***** Texte de lecture

Dalva
7.6
Dalva

livre de Jim Harrison (1988)

Il y a un peu plus d’un an déjà, Jim Harrison, dit Big Jim, quittait notre monde. Je ne m’étais jamais vraiment penchée sur l’œuvre de ce grand romancier américain; ma seule expérience de lecture fut un bon jour pour mourir et ce roman m’avait profondément ennuyée. Je dois remercie le club de lecture Picabo River Book Club, consacré à la littérature nord-américaine, (je vous invite à aller jeter un coup d’œil sur la page Facebook) de m’avoir donné l’occasion de m’intéresser à une de ses œuvres, grâce à la lecture commune de cet été.


Je me suis donc lancée dans l’un des romans les plus appréciés par les lecteurs, Dalva, sans vraiment savoir dans quoi je m’embarquais. Et je peux vous dire dès à présent, que j’ai vraiment découvert un grand auteur grâce à ce roman merveilleux (contrairement à un bon jour pour mourir). J’ai même bien peur que ma chronique ne soit pas à la hauteur de cet écrivain talentueux. Je vais toutefois faire mon possible pour retranscrire mes impressions et émotions ressentis durant ma lecture.


Dalva c’est avant tout une femme. Une femme qui fait face à son propre passé mais aussi à celui de sa famille et de l’histoire de son pays, les États-Unis. On découvre une femme forte, comme je les aime dans la littérature, essayant tant bien que mal à vivre avec le poids de l’abandon contraint de son enfant, trente ans auparavant. Seulement, à l’âge de 45 ans, un chamboulement intérieur la pousse à retrouver cet enfant, ce fils, le fruit de cet amour de jeunesse.


Dalva c’est aussi l’histoire de l’arrière-grand-père de Dalva, un botaniste et missionnaire auprès des indiens. Le lecteur suit la trace de cet homme grâce aux extraits de son journal élaboré entre 1865 et 1891. A travers ce dernier, c’est l’Histoire des États-Unis qui nous est contée et plus particulièrement l’extermination des millions d’indiens par les côlons poussés par la cupidité.


On retrouve dans cette fresque familiale, tout l’amour que peut porter Jim Harrison à sa terre natale au travers de nombreuses références culturelles (littérature, musique…) disséminées dans le récit mais aussi au travers de la description des grands espaces (notamment le middlewest) qui font des États-Unis un pays extrêmement riche et diversifié. C’est ce que j’aime dans cette littérature que l’on dénomme nature writing, cette impression d’évasion, de liberté, de renouveau, de bouffées d’oxygène que je ressens face à ce genre de description de la nature. Les États-Unis est le pays (avec le Japon) qui, lors de mes voyages, m’a le plus procuré le sentiment d’être désorientée, hypnotisée, par la beauté et la sérénité des paysages. J’ai retrouvé ce sentiment en lisant Dalva. Ce roman, c’est l’Homme, avec un grand H, face à ce qui a de plus beau au monde, face à la chose qui l’absorbe, la nature.

**********

Exercice court:
Recopiez mot pour mot, dans le texte de lecture, tout ce qui va de « Dalva c’est avant » jusqu'à « par la cupidité. ». Seul le texte de lecture doit servir de référence.

***** Données fournies

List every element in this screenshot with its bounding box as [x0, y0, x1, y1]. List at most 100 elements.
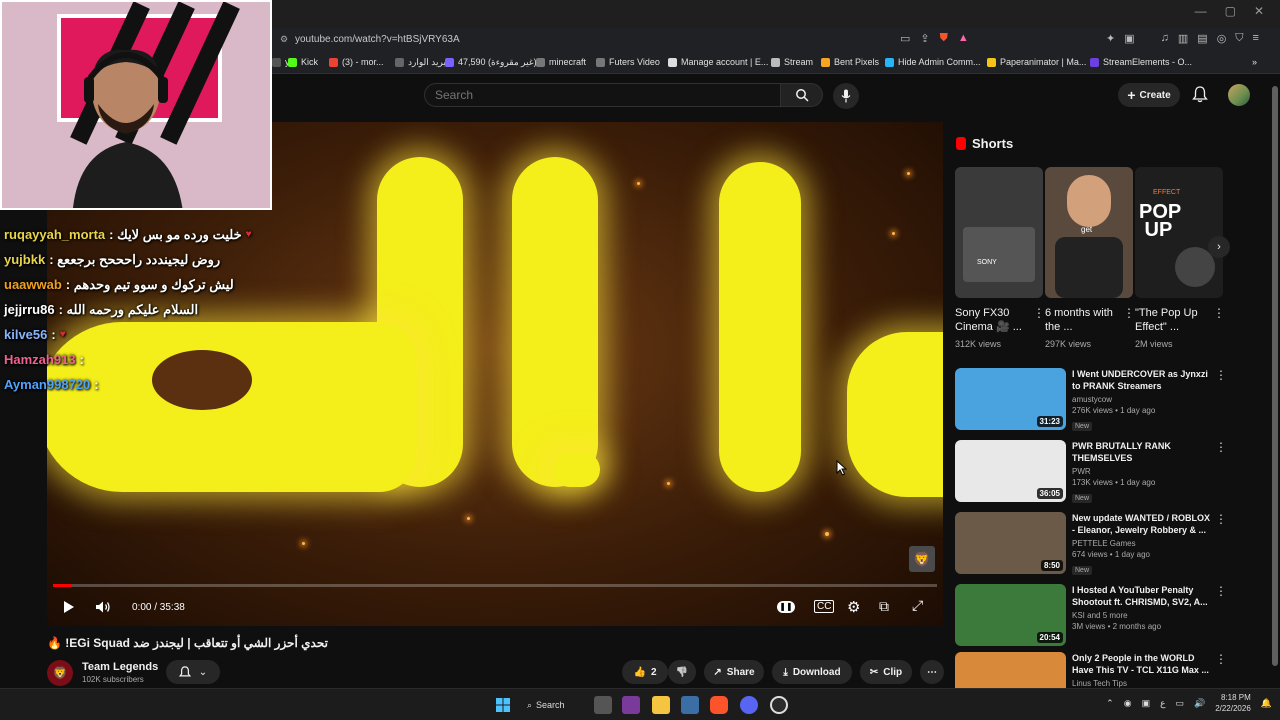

**********

Réponse complète:
Dalva c’est avant tout une femme. Une femme qui fait face à son propre passé mais aussi à celui de sa famille et de l’histoire de son pays, les États-Unis. On découvre une femme forte, comme je les aime dans la littérature, essayant tant bien que mal à vivre avec le poids de l’abandon contraint de son enfant, trente ans auparavant. Seulement, à l’âge de 45 ans, un chamboulement intérieur la pousse à retrouver cet enfant, ce fils, le fruit de cet amour de jeunesse.


Dalva c’est aussi l’histoire de l’arrière-grand-père de Dalva, un botaniste et missionnaire auprès des indiens. Le lecteur suit la trace de cet homme grâce aux extraits de son journal élaboré entre 1865 et 1891. A travers ce dernier, c’est l’Histoire des États-Unis qui nous est contée et plus particulièrement l’extermination des millions d’indiens par les côlons poussés par la cupidité.